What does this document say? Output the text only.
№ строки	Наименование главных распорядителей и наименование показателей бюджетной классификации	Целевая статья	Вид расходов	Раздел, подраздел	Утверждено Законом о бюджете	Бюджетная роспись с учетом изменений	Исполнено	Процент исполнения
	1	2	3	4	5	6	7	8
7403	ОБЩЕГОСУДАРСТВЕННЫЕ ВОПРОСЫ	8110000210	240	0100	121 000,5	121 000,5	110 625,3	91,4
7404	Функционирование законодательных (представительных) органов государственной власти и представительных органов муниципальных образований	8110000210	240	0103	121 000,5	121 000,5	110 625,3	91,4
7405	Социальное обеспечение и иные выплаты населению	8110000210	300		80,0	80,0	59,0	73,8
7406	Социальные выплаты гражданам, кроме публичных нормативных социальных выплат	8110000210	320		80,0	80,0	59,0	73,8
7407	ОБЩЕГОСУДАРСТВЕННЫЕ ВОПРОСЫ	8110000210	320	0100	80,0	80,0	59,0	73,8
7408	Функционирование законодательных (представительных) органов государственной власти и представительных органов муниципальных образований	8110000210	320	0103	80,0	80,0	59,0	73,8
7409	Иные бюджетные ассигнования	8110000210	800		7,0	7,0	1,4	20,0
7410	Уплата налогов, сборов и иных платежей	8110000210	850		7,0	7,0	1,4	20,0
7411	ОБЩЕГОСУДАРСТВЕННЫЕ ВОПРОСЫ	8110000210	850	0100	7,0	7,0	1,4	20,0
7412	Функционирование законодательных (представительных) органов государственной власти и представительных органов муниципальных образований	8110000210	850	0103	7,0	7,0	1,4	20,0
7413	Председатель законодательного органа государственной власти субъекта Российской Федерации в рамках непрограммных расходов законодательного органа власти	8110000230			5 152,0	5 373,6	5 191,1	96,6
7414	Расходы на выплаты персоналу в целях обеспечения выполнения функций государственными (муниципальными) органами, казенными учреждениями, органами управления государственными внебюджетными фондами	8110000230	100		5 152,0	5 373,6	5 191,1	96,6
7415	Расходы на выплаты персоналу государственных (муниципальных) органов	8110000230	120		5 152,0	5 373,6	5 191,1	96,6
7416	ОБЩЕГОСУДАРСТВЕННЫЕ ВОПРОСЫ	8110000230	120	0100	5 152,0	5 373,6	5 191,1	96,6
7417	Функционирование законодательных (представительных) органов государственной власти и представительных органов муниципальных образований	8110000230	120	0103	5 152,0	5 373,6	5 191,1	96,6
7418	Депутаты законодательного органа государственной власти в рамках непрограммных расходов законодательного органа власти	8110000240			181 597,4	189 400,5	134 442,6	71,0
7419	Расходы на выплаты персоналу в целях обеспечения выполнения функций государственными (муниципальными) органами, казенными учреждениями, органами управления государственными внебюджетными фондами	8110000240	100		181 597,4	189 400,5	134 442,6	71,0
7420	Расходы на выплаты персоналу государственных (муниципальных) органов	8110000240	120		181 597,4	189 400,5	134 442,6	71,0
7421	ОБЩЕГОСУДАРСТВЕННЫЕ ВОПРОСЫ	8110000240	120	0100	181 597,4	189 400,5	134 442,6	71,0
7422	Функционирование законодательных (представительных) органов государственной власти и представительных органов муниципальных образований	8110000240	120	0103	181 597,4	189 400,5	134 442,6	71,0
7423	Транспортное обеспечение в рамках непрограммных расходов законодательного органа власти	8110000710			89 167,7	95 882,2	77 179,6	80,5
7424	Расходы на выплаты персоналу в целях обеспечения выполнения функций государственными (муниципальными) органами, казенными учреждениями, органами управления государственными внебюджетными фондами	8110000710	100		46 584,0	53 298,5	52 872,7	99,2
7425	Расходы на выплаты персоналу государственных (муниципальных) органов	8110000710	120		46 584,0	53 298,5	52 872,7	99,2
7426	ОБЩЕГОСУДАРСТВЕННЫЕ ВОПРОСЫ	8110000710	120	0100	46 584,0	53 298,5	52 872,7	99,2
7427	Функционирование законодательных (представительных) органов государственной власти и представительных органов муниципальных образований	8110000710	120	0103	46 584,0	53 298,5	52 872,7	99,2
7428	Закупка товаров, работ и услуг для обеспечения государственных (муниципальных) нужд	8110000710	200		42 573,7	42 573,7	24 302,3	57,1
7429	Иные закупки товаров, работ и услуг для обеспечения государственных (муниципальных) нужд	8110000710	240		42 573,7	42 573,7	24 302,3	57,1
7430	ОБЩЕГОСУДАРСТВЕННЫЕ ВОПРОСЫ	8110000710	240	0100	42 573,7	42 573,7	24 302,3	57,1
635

• [Problem details] Each entry is to be returned in full, character for character.

• [Final answer]
What does this document say? Output the text only.
№ строки	Наименование главных распорядителей и наименование показателей бюджетной классификации	Целевая статья	Вид расходов	Раздел, подраздел	Утверждено Законом о бюджете	Бюджетная роспись с учетом изменений	Исполнено	Процент исполнения
	1	2	3	4	5	6	7	8
7403	ОБЩЕГОСУДАРСТВЕННЫЕ ВОПРОСЫ	8110000210	240	0100	121 000,5	121 000,5	110 625,3	91,4
7404	Функционирование законодательных (представительных) органов государственной власти и представительных органов муниципальных образований	8110000210	240	0103	121 000,5	121 000,5	110 625,3	91,4
7405	Социальное обеспечение и иные выплаты населению	8110000210	300		80,0	80,0	59,0	73,8
7406	Социальные выплаты гражданам, кроме публичных нормативных социальных выплат	8110000210	320		80,0	80,0	59,0	73,8
7407	ОБЩЕГОСУДАРСТВЕННЫЕ ВОПРОСЫ	8110000210	320	0100	80,0	80,0	59,0	73,8
7408	Функционирование законодательных (представительных) органов государственной власти и представительных органов муниципальных образований	8110000210	320	0103	80,0	80,0	59,0	73,8
7409	Иные бюджетные ассигнования	8110000210	800		7,0	7,0	1,4	20,0
7410	Уплата налогов, сборов и иных платежей	8110000210	850		7,0	7,0	1,4	20,0
7411	ОБЩЕГОСУДАРСТВЕННЫЕ ВОПРОСЫ	8110000210	850	0100	7,0	7,0	1,4	20,0
7412	Функционирование законодательных (представительных) органов государственной власти и представительных органов муниципальных образований	8110000210	850	0103	7,0	7,0	1,4	20,0
7413	Председатель законодательного органа государственной власти субъекта Российской Федерации в рамках непрограммных расходов законодательного органа власти	8110000230			5 152,0	5 373,6	5 191,1	96,6
7414	Расходы на выплаты персоналу в целях обеспечения выполнения функций государственными (муниципальными) органами, казенными учреждениями, органами управления государственными внебюджетными фондами	8110000230	100		5 152,0	5 373,6	5 191,1	96,6
7415	Расходы на выплаты персоналу государственных (муниципальных) органов	8110000230	120		5 152,0	5 373,6	5 191,1	96,6
7416	ОБЩЕГОСУДАРСТВЕННЫЕ ВОПРОСЫ	8110000230	120	0100	5 152,0	5 373,6	5 191,1	96,6
7417	Функционирование законодательных (представительных) органов государственной власти и представительных органов муниципальных образований	8110000230	120	0103	5 152,0	5 373,6	5 191,1	96,6
7418	Депутаты законодательного органа государственной власти в рамках непрограммных расходов законодательного органа власти	8110000240			181 597,4	189 400,5	134 442,6	71,0
7419	Расходы на выплаты персоналу в целях обеспечения выполнения функций государственными (муниципальными) органами, казенными учреждениями, органами управления государственными внебюджетными фондами	8110000240	100		181 597,4	189 400,5	134 442,6	71,0
7420	Расходы на выплаты персоналу государственных (муниципальных) органов	8110000240	120		181 597,4	189 400,5	134 442,6	71,0
7421	ОБЩЕГОСУДАРСТВЕННЫЕ ВОПРОСЫ	8110000240	120	0100	181 597,4	189 400,5	134 442,6	71,0
7422	Функционирование законодательных (представительных) органов государственной власти и представительных органов муниципальных образований	8110000240	120	0103	181 597,4	189 400,5	134 442,6	71,0
7423	Транспортное обеспечение в рамках непрограммных расходов законодательного органа власти	8110000710			89 167,7	95 882,2	77 179,6	80,5
7424	Расходы на выплаты персоналу в целях обеспечения выполнения функций государственными (муниципальными) органами, казенными учреждениями, органами управления государственными внебюджетными фондами	8110000710	100		46 584,0	53 298,5	52 872,7	99,2
7425	Расходы на выплаты персоналу государственных (муниципальных) органов	8110000710	120		46 584,0	53 298,5	52 872,7	99,2
7426	ОБЩЕГОСУДАРСТВЕННЫЕ ВОПРОСЫ	8110000710	120	0100	46 584,0	53 298,5	52 872,7	99,2
7427	Функционирование законодательных (представительных) органов государственной власти и представительных органов муниципальных образований	8110000710	120	0103	46 584,0	53 298,5	52 872,7	99,2
7428	Закупка товаров, работ и услуг для обеспечения государственных (муниципальных) нужд	8110000710	200		42 573,7	42 573,7	24 302,3	57,1
7429	Иные закупки товаров, работ и услуг для обеспечения государственных (муниципальных) нужд	8110000710	240		42 573,7	42 573,7	24 302,3	57,1
7430	ОБЩЕГОСУДАРСТВЕННЫЕ ВОПРОСЫ	8110000710	240	0100	42 573,7	42 573,7	24 302,3	57,1
635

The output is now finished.